====== Extrait du document

A l’occasion de ses 10 ans de vie associative "Pour l’Instant" s’expose . Joueuse, elle reprend le
principe offert aux résidents des Rencontres Photographiques d’Été, huit photographes de
l’association proposent leurs créations. Pas de thème imposé. Chacun son univers,
ses questionnements artistiques, sa sensibilité…Le résultat donne une exposition riche par la
diversité des approches photographiques.

Noir et blanc, couleur, argentique, numérique, plasticienne, narrative, humaniste…. Une exposition de photographies plurielles vous est donc proposée …"pour l’instant" !

Vincent Clémot, guidé par son imaginaire, joue avec un galet qu’il pose, qu’il promène, qu’il installe face à la lumière et recrée ainsi de nouveaux paysages, pour une série intitulée "le caillou récidiviste ".
Joël Girardin s’attarde sur la vie locale et s’installe dans un de ces derniers bistrots ouverts uniquement le dimanche, jours fériés et d’enterrement ! Il nous livre ici une vision humaniste et use d’une des fonctions essentielles de la photographie : le témoignage.

Thierry Mathé présente des œuvres où il interroge l’image et croise des univers de références (actualité, histoire naturelle, jardin). Image qui voudrait se jouer de notre regard, qui nous échappe par inattention ou par manque de temps.

============
====== Données à examiner

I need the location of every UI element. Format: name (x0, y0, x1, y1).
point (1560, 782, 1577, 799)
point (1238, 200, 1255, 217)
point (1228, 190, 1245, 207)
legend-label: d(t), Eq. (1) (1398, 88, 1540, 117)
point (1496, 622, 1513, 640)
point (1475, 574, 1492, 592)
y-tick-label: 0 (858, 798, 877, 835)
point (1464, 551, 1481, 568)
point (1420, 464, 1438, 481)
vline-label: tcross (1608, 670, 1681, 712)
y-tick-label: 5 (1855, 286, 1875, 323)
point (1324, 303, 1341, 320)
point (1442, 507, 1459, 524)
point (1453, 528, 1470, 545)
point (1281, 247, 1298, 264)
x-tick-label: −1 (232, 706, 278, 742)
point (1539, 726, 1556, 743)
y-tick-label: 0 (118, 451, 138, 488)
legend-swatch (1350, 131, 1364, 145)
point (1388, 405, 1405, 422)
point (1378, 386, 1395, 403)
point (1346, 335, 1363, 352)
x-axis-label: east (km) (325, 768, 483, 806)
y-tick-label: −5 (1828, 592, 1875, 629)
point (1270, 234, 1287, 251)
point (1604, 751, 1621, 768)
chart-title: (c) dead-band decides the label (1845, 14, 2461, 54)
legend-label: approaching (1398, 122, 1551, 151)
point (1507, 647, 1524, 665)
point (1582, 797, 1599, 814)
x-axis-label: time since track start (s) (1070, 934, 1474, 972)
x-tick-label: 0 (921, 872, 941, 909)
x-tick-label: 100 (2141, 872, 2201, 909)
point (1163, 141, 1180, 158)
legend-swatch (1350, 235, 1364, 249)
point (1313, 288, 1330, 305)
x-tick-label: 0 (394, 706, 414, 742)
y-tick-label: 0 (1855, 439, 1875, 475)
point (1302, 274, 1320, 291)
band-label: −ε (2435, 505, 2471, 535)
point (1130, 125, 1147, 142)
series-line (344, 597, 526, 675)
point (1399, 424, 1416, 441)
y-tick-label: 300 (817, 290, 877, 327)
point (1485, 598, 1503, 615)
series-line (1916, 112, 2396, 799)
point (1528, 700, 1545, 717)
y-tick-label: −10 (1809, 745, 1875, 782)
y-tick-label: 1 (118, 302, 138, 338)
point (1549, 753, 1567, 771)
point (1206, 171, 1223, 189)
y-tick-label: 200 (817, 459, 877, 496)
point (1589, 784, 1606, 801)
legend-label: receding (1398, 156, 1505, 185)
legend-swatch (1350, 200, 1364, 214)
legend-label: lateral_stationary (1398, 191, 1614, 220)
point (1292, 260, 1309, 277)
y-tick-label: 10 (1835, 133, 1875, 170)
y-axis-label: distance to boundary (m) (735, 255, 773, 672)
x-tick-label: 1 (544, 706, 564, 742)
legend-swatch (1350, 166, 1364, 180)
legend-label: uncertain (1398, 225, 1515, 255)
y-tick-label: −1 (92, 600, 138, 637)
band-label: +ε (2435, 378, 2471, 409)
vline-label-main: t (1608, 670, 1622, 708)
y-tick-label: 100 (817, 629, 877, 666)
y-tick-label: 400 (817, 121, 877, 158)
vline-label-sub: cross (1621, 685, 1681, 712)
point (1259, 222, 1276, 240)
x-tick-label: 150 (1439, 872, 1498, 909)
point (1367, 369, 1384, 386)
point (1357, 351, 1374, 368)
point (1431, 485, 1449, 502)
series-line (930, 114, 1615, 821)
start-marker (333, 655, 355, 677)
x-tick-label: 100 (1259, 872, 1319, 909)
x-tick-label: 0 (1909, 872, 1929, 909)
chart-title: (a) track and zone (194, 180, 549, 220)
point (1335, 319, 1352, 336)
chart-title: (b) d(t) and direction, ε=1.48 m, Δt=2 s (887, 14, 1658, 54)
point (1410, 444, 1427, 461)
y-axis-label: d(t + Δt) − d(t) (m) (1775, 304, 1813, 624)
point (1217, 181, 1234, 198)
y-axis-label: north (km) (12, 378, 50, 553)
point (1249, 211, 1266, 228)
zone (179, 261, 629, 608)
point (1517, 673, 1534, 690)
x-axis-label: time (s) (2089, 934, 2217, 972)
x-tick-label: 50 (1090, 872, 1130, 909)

============

[Mise en pratique]
1) D'après le texte sur l'exposition, quel titre porte la série de Vincent Clémot ?
2) Extrayez, s'il vous plaît, du texte sur l'exposition tout ce qui va de « Vincent Clémot, guidé » jusqu'à « manque de temps. ».
Les items n'ont aucun rôle dans ce travail.

[Corrigé des exercices]
1) « le caillou récidiviste »

2)
Vincent Clémot, guidé par son imaginaire, joue avec un galet qu’il pose, qu’il promène, qu’il installe face à la lumière et recrée ainsi de nouveaux paysages, pour une série intitulée "le caillou récidiviste ".
Joël Girardin s’attarde sur la vie locale et s’installe dans un de ces derniers bistrots ouverts uniquement le dimanche, jours fériés et d’enterrement ! Il nous livre ici une vision humaniste et use d’une des fonctions essentielles de la photographie : le témoignage.

Thierry Mathé présente des œuvres où il interroge l’image et croise des univers de références (actualité, histoire naturelle, jardin). Image qui voudrait se jouer de notre regard, qui nous échappe par inattention ou par manque de temps.